*Document page records*.
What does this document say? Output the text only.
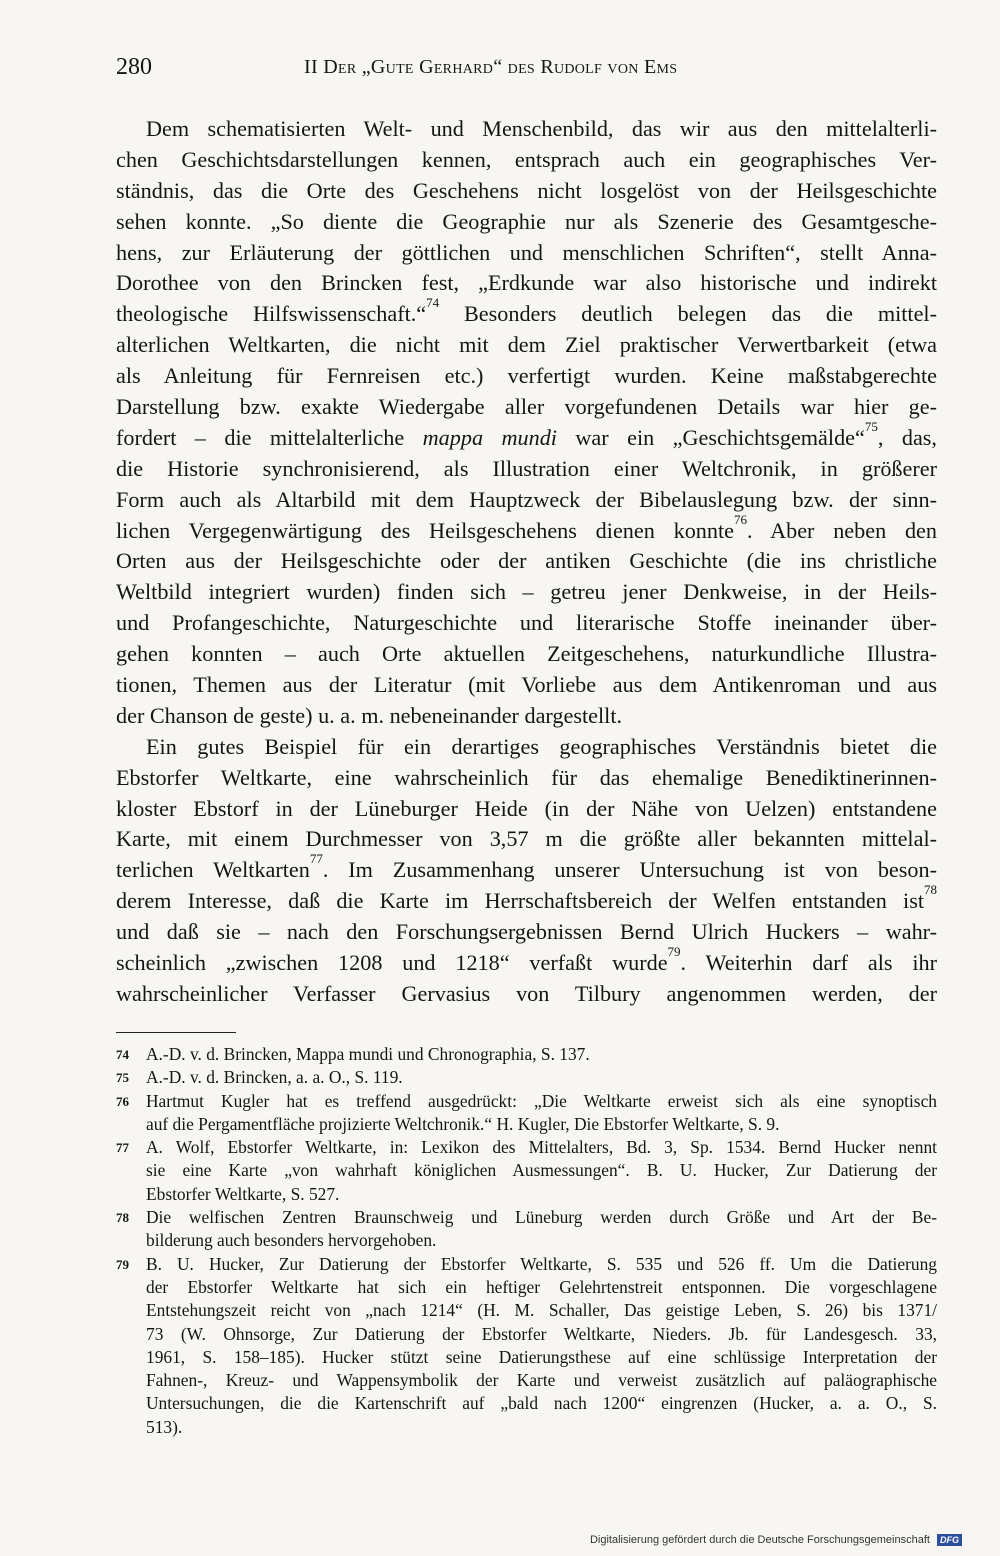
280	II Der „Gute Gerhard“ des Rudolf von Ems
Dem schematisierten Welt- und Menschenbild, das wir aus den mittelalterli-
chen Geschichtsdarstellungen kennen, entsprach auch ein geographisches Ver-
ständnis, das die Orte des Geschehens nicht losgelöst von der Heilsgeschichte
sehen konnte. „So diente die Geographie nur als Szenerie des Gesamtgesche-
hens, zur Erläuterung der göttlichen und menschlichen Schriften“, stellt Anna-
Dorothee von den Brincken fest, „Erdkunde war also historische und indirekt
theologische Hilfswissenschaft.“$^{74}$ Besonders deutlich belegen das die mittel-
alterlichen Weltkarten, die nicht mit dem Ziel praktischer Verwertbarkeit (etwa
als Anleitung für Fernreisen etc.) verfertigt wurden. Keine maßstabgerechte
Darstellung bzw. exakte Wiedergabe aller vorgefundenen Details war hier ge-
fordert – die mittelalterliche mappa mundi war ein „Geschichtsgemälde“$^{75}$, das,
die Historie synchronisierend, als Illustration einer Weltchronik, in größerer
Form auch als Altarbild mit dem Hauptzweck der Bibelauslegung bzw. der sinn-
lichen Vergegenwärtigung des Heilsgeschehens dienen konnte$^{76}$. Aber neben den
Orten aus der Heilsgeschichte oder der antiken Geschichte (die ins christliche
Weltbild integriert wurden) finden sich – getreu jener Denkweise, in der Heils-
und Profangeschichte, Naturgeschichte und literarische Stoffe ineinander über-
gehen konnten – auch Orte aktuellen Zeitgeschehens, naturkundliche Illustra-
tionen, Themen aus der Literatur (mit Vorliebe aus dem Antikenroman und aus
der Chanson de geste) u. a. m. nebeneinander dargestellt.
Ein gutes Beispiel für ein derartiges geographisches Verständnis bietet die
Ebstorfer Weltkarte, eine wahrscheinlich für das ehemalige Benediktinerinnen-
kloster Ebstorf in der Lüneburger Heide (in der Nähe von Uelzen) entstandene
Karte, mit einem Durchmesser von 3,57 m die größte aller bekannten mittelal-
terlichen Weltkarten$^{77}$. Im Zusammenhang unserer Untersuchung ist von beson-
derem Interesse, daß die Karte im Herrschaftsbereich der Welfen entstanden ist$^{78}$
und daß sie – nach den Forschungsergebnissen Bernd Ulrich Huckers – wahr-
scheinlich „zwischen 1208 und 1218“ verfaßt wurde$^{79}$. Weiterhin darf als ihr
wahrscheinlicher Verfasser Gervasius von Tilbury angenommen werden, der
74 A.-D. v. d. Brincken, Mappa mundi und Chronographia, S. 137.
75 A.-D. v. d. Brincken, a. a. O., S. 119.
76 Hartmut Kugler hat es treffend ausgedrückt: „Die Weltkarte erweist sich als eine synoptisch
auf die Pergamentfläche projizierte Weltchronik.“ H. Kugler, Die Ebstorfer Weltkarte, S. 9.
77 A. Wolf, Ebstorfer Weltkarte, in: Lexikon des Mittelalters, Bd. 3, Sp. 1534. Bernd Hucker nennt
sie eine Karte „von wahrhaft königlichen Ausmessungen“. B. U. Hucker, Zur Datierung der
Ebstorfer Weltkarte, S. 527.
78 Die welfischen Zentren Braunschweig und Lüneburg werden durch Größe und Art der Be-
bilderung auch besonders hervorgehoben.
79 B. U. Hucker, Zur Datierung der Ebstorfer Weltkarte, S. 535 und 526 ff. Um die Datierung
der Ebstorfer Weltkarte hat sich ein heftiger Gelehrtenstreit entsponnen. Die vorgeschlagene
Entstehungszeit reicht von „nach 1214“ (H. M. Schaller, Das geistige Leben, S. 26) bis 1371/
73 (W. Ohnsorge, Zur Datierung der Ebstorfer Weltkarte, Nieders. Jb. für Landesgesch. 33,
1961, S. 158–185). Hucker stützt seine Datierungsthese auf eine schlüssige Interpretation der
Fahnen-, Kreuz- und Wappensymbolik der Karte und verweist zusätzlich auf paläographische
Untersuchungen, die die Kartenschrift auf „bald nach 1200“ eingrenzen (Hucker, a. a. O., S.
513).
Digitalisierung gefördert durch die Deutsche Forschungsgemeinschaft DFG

*EXERCISE REQUIREMENTS*. Return the records exactly. Don't carry the pictures over.

*SOLUTION FOR THIS EXERCISE*.
What does this document say? Output the text only.
280	II Der „Gute Gerhard“ des Rudolf von Ems
Dem schematisierten Welt- und Menschenbild, das wir aus den mittelalterli-
chen Geschichtsdarstellungen kennen, entsprach auch ein geographisches Ver-
ständnis, das die Orte des Geschehens nicht losgelöst von der Heilsgeschichte
sehen konnte. „So diente die Geographie nur als Szenerie des Gesamtgesche-
hens, zur Erläuterung der göttlichen und menschlichen Schriften“, stellt Anna-
Dorothee von den Brincken fest, „Erdkunde war also historische und indirekt
theologische Hilfswissenschaft.“$^{74}$ Besonders deutlich belegen das die mittel-
alterlichen Weltkarten, die nicht mit dem Ziel praktischer Verwertbarkeit (etwa
als Anleitung für Fernreisen etc.) verfertigt wurden. Keine maßstabgerechte
Darstellung bzw. exakte Wiedergabe aller vorgefundenen Details war hier ge-
fordert – die mittelalterliche mappa mundi war ein „Geschichtsgemälde“$^{75}$, das,
die Historie synchronisierend, als Illustration einer Weltchronik, in größerer
Form auch als Altarbild mit dem Hauptzweck der Bibelauslegung bzw. der sinn-
lichen Vergegenwärtigung des Heilsgeschehens dienen konnte$^{76}$. Aber neben den
Orten aus der Heilsgeschichte oder der antiken Geschichte (die ins christliche
Weltbild integriert wurden) finden sich – getreu jener Denkweise, in der Heils-
und Profangeschichte, Naturgeschichte und literarische Stoffe ineinander über-
gehen konnten – auch Orte aktuellen Zeitgeschehens, naturkundliche Illustra-
tionen, Themen aus der Literatur (mit Vorliebe aus dem Antikenroman und aus
der Chanson de geste) u. a. m. nebeneinander dargestellt.
Ein gutes Beispiel für ein derartiges geographisches Verständnis bietet die
Ebstorfer Weltkarte, eine wahrscheinlich für das ehemalige Benediktinerinnen-
kloster Ebstorf in der Lüneburger Heide (in der Nähe von Uelzen) entstandene
Karte, mit einem Durchmesser von 3,57 m die größte aller bekannten mittelal-
terlichen Weltkarten$^{77}$. Im Zusammenhang unserer Untersuchung ist von beson-
derem Interesse, daß die Karte im Herrschaftsbereich der Welfen entstanden ist$^{78}$
und daß sie – nach den Forschungsergebnissen Bernd Ulrich Huckers – wahr-
scheinlich „zwischen 1208 und 1218“ verfaßt wurde$^{79}$. Weiterhin darf als ihr
wahrscheinlicher Verfasser Gervasius von Tilbury angenommen werden, der
74 A.-D. v. d. Brincken, Mappa mundi und Chronographia, S. 137.
75 A.-D. v. d. Brincken, a. a. O., S. 119.
76 Hartmut Kugler hat es treffend ausgedrückt: „Die Weltkarte erweist sich als eine synoptisch
auf die Pergamentfläche projizierte Weltchronik.“ H. Kugler, Die Ebstorfer Weltkarte, S. 9.
77 A. Wolf, Ebstorfer Weltkarte, in: Lexikon des Mittelalters, Bd. 3, Sp. 1534. Bernd Hucker nennt
sie eine Karte „von wahrhaft königlichen Ausmessungen“. B. U. Hucker, Zur Datierung der
Ebstorfer Weltkarte, S. 527.
78 Die welfischen Zentren Braunschweig und Lüneburg werden durch Größe und Art der Be-
bilderung auch besonders hervorgehoben.
79 B. U. Hucker, Zur Datierung der Ebstorfer Weltkarte, S. 535 und 526 ff. Um die Datierung
der Ebstorfer Weltkarte hat sich ein heftiger Gelehrtenstreit entsponnen. Die vorgeschlagene
Entstehungszeit reicht von „nach 1214“ (H. M. Schaller, Das geistige Leben, S. 26) bis 1371/
73 (W. Ohnsorge, Zur Datierung der Ebstorfer Weltkarte, Nieders. Jb. für Landesgesch. 33,
1961, S. 158–185). Hucker stützt seine Datierungsthese auf eine schlüssige Interpretation der
Fahnen-, Kreuz- und Wappensymbolik der Karte und verweist zusätzlich auf paläographische
Untersuchungen, die die Kartenschrift auf „bald nach 1200“ eingrenzen (Hucker, a. a. O., S.
513).
Digitalisierung gefördert durch die Deutsche Forschungsgemeinschaft DFG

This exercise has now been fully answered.